[EXERCISE]:
Wherever a line holds the string "とめよう", copy that line.

[start RECORDS]

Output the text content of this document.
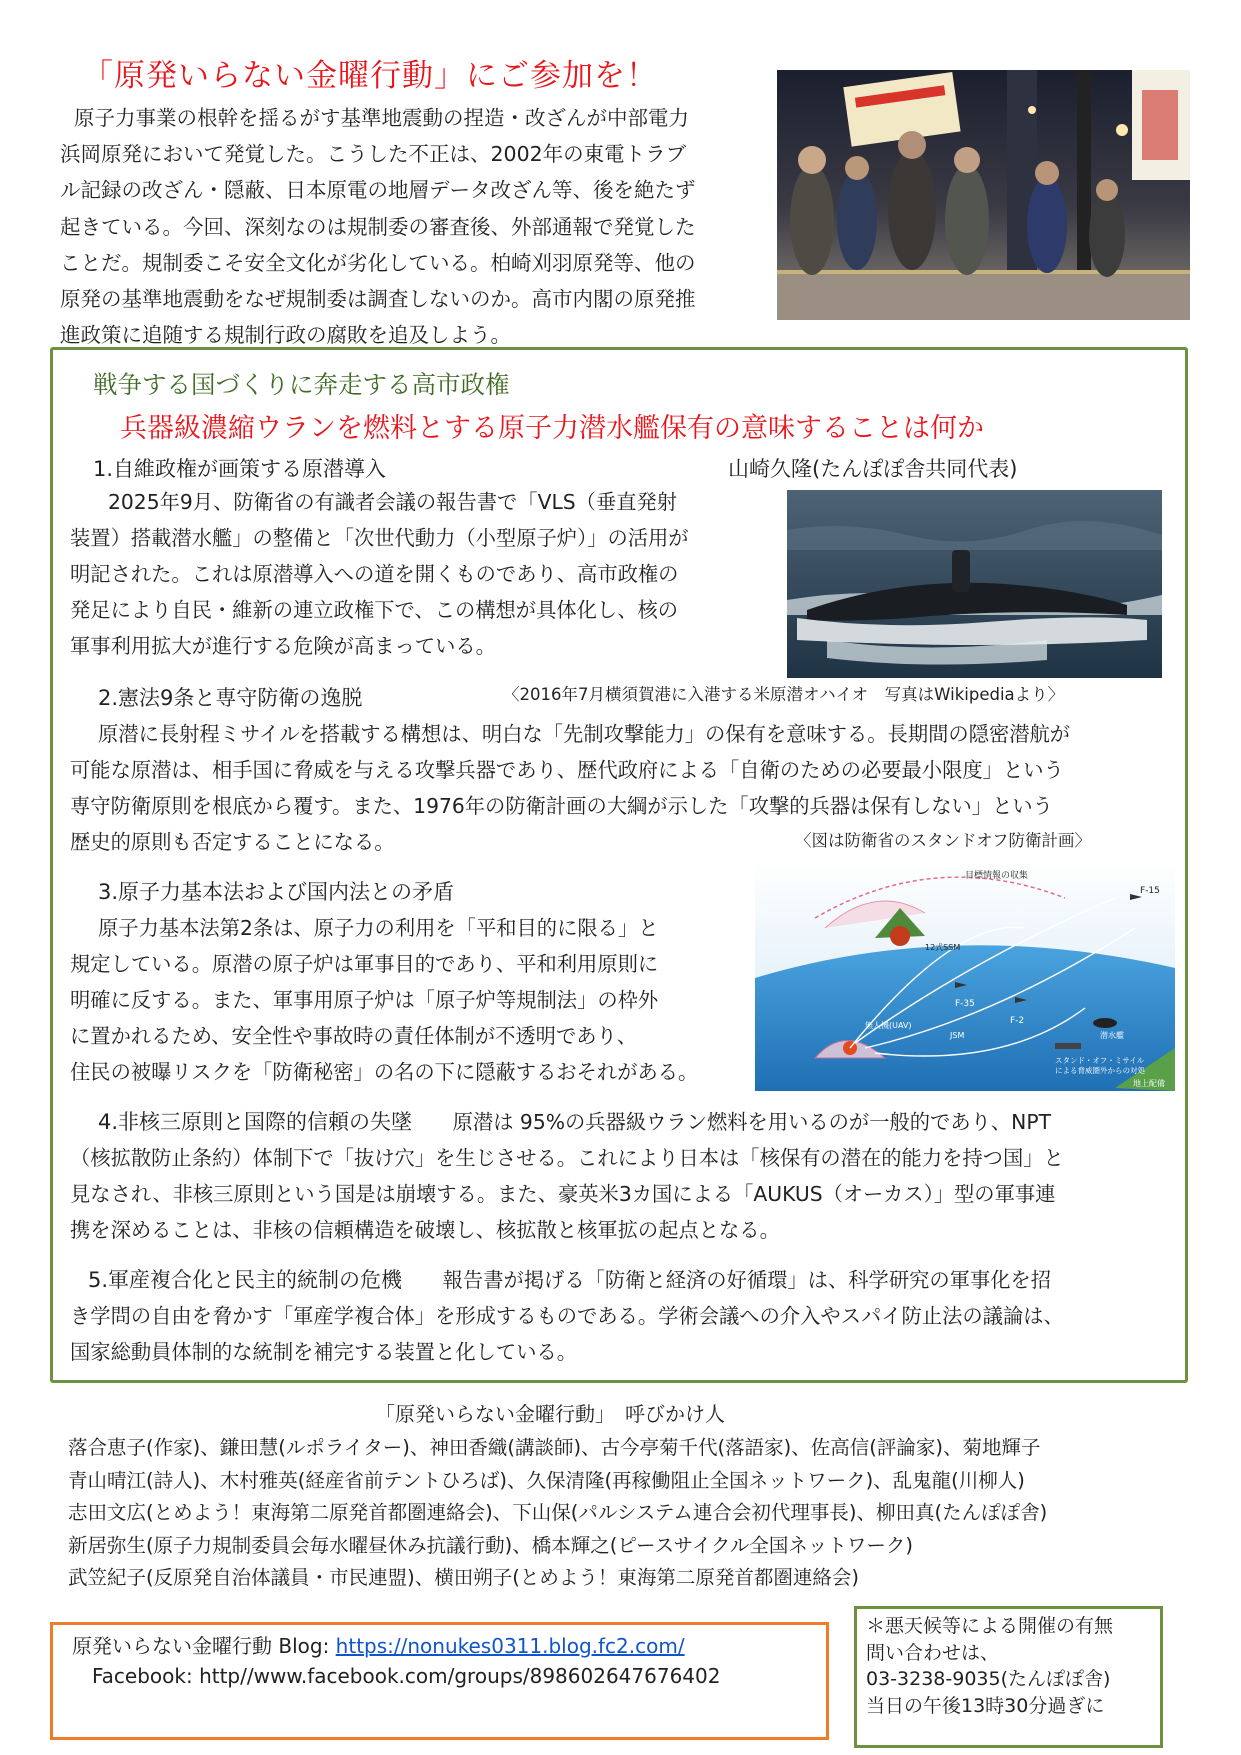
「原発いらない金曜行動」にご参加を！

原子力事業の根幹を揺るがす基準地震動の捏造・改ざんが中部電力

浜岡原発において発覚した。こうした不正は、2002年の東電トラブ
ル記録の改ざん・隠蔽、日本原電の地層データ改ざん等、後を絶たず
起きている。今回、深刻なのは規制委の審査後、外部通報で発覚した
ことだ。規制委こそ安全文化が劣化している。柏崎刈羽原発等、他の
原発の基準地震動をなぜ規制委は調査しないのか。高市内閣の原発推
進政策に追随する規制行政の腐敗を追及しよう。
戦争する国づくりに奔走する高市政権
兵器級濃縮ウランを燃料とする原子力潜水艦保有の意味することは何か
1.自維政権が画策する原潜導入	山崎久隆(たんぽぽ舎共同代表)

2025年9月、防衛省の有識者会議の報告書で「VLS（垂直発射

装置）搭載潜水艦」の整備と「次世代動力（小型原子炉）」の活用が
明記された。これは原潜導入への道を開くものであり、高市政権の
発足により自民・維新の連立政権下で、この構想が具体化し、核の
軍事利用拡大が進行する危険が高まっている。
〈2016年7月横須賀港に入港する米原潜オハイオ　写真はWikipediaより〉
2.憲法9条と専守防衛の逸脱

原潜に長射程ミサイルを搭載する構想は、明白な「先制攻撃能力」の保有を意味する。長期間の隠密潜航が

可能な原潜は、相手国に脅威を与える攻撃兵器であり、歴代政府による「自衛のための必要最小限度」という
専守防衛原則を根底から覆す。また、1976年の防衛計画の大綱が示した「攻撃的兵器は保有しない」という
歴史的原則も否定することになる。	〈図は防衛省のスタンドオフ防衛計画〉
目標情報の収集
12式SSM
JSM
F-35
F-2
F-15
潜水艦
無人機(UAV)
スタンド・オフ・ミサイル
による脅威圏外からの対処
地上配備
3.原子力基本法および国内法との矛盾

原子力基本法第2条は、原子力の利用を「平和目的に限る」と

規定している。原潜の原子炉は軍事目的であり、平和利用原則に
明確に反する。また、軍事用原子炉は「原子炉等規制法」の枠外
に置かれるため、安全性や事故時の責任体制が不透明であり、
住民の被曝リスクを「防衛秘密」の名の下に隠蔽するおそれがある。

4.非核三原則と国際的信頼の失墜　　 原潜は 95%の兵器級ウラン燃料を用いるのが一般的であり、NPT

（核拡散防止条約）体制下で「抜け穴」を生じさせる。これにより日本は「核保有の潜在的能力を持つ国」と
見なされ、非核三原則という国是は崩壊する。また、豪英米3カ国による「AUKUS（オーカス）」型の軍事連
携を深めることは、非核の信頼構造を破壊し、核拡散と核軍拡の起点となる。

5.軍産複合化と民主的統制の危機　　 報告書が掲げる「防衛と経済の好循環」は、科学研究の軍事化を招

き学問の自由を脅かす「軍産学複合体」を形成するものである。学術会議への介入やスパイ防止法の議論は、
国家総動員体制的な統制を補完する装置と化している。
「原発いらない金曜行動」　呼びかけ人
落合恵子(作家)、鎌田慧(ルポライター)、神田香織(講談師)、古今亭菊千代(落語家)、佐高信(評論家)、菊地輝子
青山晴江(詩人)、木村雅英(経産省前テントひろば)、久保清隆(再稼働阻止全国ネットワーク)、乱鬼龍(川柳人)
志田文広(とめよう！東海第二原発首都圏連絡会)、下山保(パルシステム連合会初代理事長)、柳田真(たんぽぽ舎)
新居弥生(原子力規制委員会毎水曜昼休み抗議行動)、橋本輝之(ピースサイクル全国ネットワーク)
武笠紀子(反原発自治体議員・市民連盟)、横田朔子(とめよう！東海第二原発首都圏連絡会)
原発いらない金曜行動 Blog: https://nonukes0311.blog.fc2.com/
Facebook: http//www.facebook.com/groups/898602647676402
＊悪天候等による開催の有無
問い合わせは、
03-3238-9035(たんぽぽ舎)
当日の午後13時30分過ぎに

[end RECORDS]

[RESPONSE]:
志田文広(とめよう！東海第二原発首都圏連絡会)、下山保(パルシステム連合会初代理事長)、柳田真(たんぽぽ舎)
武笠紀子(反原発自治体議員・市民連盟)、横田朔子(とめよう！東海第二原発首都圏連絡会)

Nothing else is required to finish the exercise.